- GOAL -
Take each line that has the word "just" and return it.

- RECORDS TO USE -
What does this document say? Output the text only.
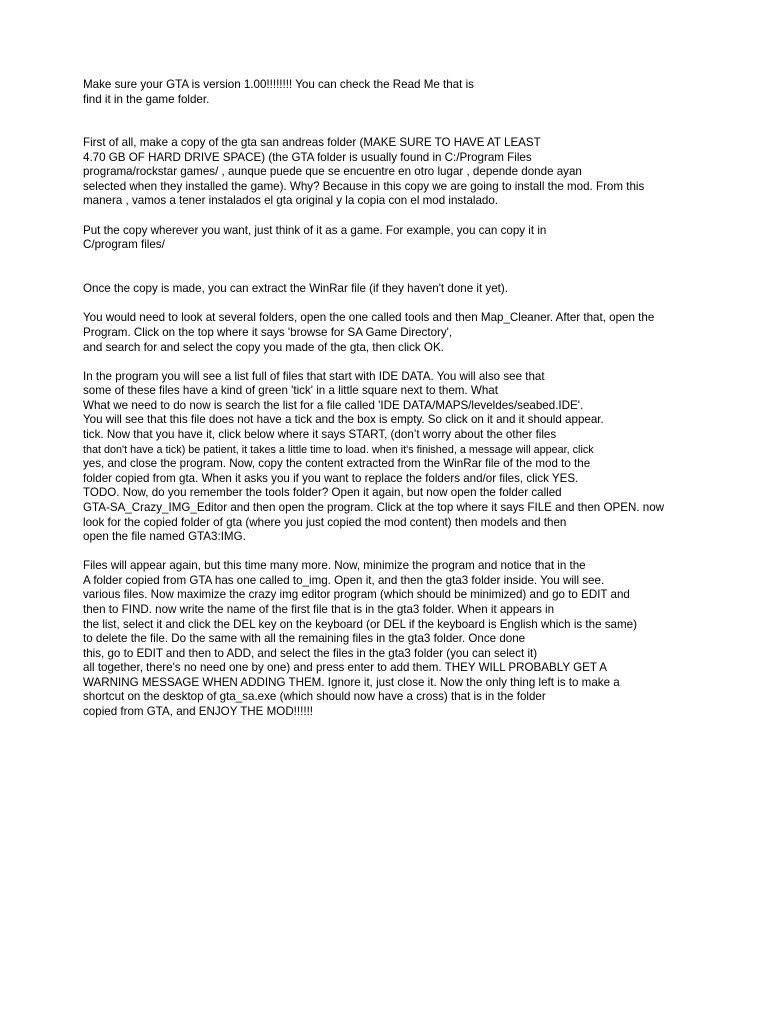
Make sure your GTA is version 1.00!!!!!!!! You can check the Read Me that is
find it in the game folder.
First of all, make a copy of the gta san andreas folder (MAKE SURE TO HAVE AT LEAST
4.70 GB OF HARD DRIVE SPACE) (the GTA folder is usually found in C:/Program Files
programa/rockstar games/ , aunque puede que se encuentre en otro lugar , depende donde ayan
selected when they installed the game). Why? Because in this copy we are going to install the mod. From this
manera , vamos a tener instalados el gta original y la copia con el mod instalado.
Put the copy wherever you want, just think of it as a game. For example, you can copy it in
C/program files/
Once the copy is made, you can extract the WinRar file (if they haven't done it yet).
You would need to look at several folders, open the one called tools and then Map_Cleaner. After that, open the
Program. Click on the top where it says 'browse for SA Game Directory',
and search for and select the copy you made of the gta, then click OK.
In the program you will see a list full of files that start with IDE DATA. You will also see that
some of these files have a kind of green 'tick' in a little square next to them. What
What we need to do now is search the list for a file called 'IDE DATA/MAPS/leveldes/seabed.IDE'.
You will see that this file does not have a tick and the box is empty. So click on it and it should appear.
tick. Now that you have it, click below where it says START, (don’t worry about the other files
that don't have a tick) be patient, it takes a little time to load. when it's finished, a message will appear, click
yes, and close the program. Now, copy the content extracted from the WinRar file of the mod to the
folder copied from gta. When it asks you if you want to replace the folders and/or files, click YES.
TODO. Now, do you remember the tools folder? Open it again, but now open the folder called
GTA-SA_Crazy_IMG_Editor and then open the program. Click at the top where it says FILE and then OPEN. now
look for the copied folder of gta (where you just copied the mod content) then models and then
open the file named GTA3:IMG.
Files will appear again, but this time many more. Now, minimize the program and notice that in the
A folder copied from GTA has one called to_img. Open it, and then the gta3 folder inside. You will see.
various files. Now maximize the crazy img editor program (which should be minimized) and go to EDIT and
then to FIND. now write the name of the first file that is in the gta3 folder. When it appears in
the list, select it and click the DEL key on the keyboard (or DEL if the keyboard is English which is the same)
to delete the file. Do the same with all the remaining files in the gta3 folder. Once done
this, go to EDIT and then to ADD, and select the files in the gta3 folder (you can select it)
all together, there's no need one by one) and press enter to add them. THEY WILL PROBABLY GET A
WARNING MESSAGE WHEN ADDING THEM. Ignore it, just close it. Now the only thing left is to make a
shortcut on the desktop of gta_sa.exe (which should now have a cross) that is in the folder
copied from GTA, and ENJOY THE MOD!!!!!!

- CORRECT RESULT -
Put the copy wherever you want, just think of it as a game. For example, you can copy it in
look for the copied folder of gta (where you just copied the mod content) then models and then
WARNING MESSAGE WHEN ADDING THEM. Ignore it, just close it. Now the only thing left is to make a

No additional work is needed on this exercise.